### Raw records

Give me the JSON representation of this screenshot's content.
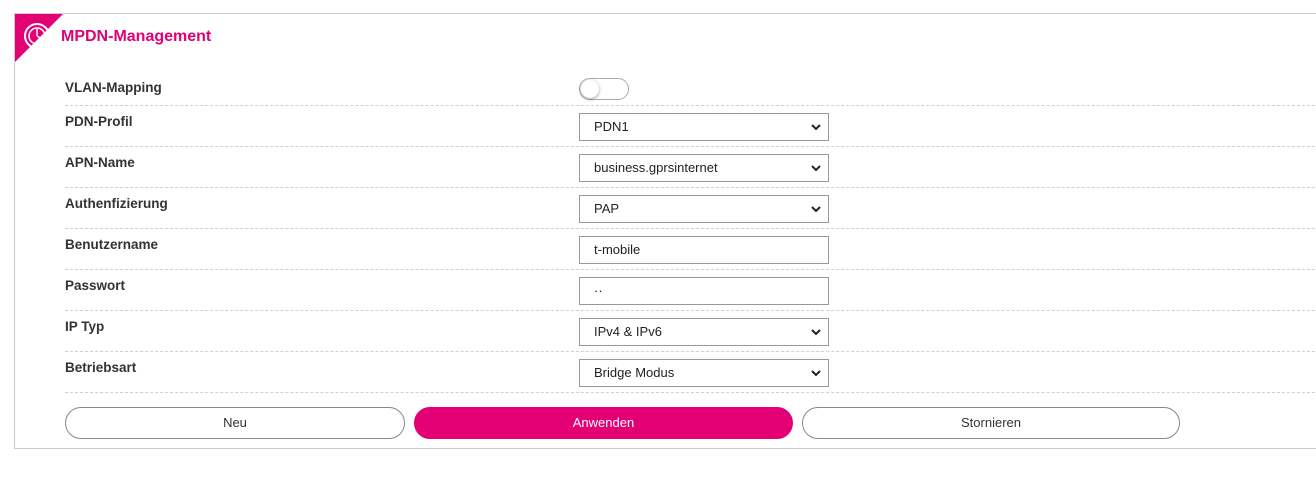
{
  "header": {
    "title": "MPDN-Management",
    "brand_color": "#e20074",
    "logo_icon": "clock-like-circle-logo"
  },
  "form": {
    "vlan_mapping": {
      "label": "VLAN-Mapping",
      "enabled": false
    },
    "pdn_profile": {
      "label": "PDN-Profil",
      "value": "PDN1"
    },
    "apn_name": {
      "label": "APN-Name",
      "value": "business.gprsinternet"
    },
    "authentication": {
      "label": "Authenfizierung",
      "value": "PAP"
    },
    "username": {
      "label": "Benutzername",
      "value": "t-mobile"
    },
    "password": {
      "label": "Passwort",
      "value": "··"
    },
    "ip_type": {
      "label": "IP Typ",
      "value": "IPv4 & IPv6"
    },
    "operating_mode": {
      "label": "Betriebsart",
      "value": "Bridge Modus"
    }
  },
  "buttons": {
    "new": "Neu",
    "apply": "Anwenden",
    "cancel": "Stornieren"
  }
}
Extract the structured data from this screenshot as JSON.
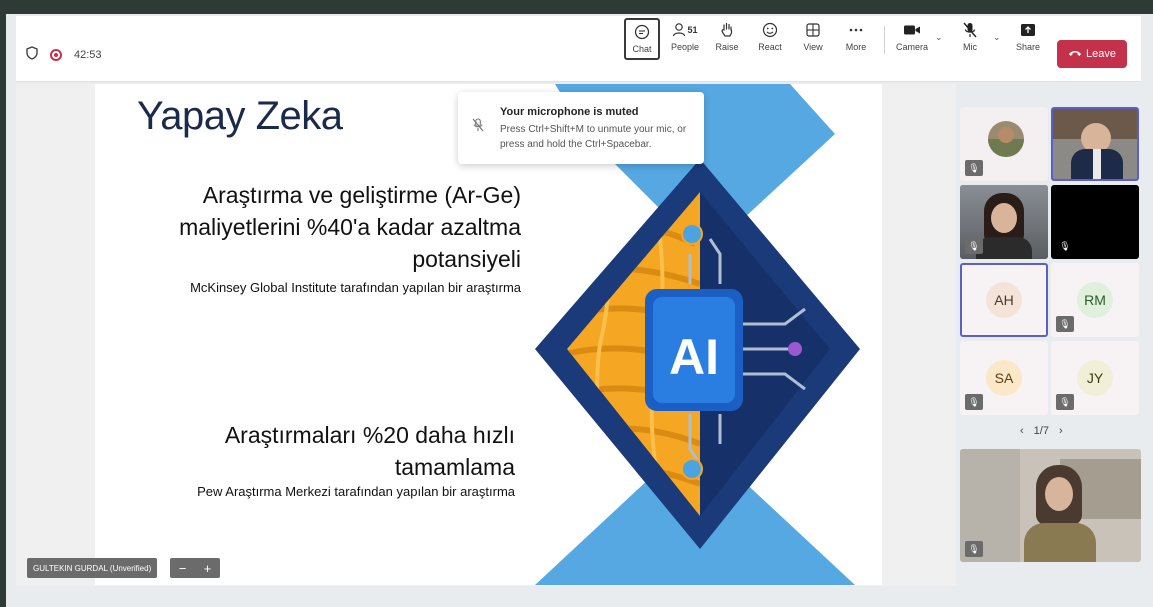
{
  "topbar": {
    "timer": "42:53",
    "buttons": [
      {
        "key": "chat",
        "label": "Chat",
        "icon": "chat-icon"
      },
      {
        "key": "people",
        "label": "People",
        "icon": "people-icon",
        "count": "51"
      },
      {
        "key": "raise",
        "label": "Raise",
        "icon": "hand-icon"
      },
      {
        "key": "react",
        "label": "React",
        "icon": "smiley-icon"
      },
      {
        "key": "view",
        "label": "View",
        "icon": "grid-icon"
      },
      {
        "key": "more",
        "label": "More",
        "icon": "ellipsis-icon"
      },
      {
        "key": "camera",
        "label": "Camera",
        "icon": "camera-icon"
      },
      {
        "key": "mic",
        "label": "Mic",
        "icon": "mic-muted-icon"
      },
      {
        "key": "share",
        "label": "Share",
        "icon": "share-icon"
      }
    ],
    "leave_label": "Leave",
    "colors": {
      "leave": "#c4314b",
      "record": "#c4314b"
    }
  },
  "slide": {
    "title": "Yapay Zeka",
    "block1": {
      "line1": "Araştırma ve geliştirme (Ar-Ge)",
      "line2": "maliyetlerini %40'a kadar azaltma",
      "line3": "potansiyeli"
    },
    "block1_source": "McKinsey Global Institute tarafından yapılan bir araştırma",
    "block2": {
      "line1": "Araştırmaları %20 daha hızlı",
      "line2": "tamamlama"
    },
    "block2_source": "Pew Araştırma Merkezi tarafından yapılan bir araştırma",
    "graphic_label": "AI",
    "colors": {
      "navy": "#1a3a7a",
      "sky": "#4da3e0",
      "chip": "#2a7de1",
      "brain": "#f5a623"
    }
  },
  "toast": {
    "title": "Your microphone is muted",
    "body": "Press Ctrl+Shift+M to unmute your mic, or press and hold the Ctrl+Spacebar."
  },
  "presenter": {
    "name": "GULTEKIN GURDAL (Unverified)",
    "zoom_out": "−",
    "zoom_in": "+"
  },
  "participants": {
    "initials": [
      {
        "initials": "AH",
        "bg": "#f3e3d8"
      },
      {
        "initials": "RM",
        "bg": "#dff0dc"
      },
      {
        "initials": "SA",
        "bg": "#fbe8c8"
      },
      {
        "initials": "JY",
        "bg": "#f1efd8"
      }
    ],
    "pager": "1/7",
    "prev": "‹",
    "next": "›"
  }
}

######
### Raw records

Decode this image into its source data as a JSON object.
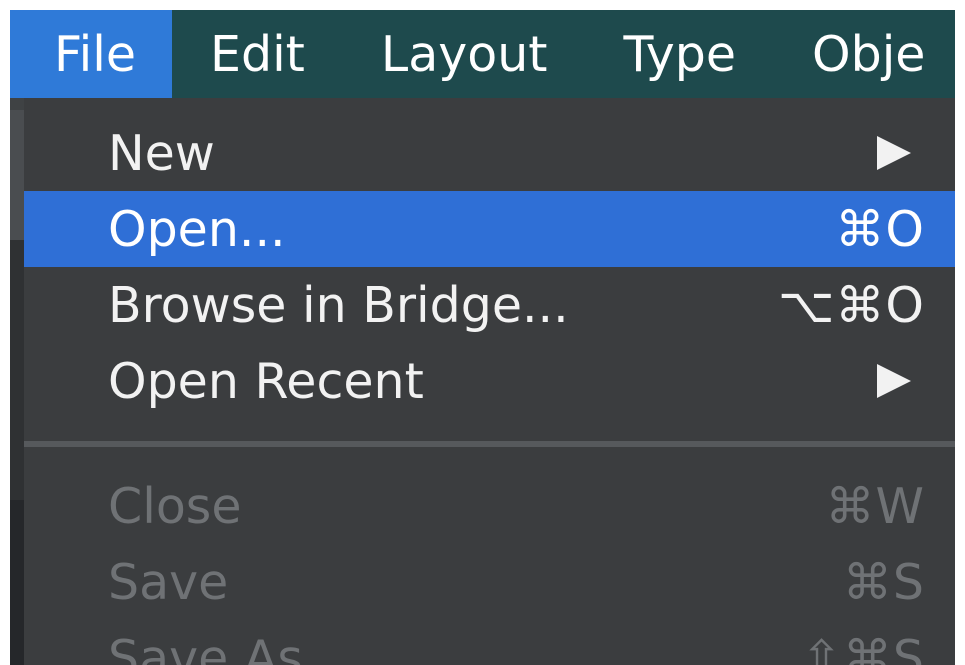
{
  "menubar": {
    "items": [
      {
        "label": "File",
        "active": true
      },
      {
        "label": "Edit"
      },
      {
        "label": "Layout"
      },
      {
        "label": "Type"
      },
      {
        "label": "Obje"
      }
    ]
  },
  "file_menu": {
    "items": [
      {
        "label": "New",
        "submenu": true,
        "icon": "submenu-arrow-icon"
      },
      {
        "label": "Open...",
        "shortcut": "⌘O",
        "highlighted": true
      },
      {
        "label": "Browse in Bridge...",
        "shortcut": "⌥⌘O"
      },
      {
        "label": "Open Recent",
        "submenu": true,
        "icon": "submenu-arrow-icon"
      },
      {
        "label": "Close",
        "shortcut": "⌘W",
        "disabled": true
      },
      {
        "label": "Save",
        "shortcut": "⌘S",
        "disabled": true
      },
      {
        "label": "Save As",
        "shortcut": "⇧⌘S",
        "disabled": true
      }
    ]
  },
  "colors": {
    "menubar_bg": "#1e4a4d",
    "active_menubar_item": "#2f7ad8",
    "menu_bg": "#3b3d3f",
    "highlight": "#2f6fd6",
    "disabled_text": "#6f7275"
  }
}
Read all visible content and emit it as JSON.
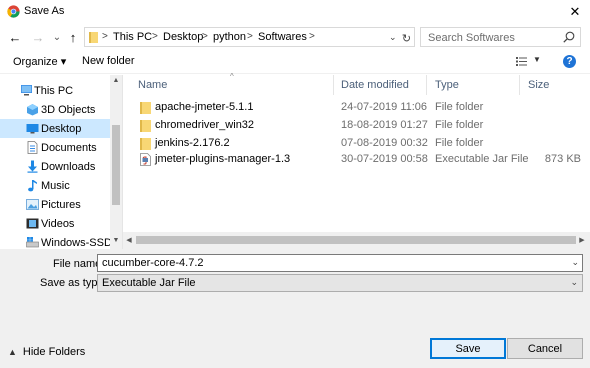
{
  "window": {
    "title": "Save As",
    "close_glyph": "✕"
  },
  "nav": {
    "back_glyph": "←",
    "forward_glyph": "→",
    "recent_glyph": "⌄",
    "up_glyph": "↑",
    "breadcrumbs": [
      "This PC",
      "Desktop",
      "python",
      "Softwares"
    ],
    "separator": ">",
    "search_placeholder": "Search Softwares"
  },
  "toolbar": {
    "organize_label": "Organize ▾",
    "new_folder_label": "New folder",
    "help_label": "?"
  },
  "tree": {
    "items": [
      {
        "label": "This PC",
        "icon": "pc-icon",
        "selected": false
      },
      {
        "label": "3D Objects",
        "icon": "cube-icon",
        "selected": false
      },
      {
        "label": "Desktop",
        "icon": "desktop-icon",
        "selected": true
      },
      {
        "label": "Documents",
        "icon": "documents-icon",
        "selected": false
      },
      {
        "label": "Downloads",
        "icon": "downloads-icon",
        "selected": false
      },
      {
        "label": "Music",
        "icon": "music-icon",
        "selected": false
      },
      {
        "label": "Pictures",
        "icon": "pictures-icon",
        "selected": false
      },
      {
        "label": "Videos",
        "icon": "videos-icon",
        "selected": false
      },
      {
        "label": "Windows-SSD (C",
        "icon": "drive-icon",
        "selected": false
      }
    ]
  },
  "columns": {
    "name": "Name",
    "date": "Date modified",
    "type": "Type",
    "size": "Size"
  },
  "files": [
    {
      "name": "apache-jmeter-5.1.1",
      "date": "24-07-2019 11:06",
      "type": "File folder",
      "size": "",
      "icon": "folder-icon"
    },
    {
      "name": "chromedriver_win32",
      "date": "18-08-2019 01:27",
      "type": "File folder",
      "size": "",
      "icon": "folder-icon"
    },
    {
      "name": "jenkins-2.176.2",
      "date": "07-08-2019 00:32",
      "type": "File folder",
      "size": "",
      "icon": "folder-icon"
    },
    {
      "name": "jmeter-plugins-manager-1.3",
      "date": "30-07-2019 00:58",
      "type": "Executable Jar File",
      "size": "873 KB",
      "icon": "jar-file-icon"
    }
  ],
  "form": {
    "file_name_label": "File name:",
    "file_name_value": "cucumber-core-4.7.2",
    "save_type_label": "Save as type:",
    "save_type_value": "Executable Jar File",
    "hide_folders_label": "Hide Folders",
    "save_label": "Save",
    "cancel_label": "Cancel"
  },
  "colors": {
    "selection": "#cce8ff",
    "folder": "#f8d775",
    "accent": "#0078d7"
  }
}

######
### Raw records

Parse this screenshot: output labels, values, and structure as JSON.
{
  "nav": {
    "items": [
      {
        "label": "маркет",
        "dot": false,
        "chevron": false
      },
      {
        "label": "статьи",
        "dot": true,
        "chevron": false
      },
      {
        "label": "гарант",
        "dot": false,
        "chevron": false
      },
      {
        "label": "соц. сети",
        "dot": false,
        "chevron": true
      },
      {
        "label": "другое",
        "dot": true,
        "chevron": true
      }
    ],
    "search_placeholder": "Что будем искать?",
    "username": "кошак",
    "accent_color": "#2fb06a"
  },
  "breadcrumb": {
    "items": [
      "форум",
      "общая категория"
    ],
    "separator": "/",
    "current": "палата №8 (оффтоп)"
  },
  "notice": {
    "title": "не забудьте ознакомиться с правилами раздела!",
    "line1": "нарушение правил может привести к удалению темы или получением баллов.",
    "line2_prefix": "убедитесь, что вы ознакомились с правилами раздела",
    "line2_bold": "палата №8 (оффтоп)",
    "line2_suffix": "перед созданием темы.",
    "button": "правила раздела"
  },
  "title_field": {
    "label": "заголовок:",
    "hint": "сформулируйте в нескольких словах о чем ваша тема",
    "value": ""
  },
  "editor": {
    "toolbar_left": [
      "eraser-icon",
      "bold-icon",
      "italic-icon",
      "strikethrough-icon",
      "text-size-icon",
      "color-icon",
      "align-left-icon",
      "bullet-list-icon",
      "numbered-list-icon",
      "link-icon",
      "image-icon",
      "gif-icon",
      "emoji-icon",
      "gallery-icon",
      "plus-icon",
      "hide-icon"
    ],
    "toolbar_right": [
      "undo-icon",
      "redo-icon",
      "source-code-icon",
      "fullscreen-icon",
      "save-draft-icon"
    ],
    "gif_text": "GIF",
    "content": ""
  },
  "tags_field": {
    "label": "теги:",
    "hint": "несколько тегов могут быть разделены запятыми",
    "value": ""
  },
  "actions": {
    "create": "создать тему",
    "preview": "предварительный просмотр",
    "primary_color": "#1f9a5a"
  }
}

######

__Job__:
Filter the records above for lines containing the word "hint", and copy those lines.

__Task answer__:
    "hint": "сформулируйте в нескольких словах о чем ваша тема",
    "hint": "несколько тегов могут быть разделены запятыми",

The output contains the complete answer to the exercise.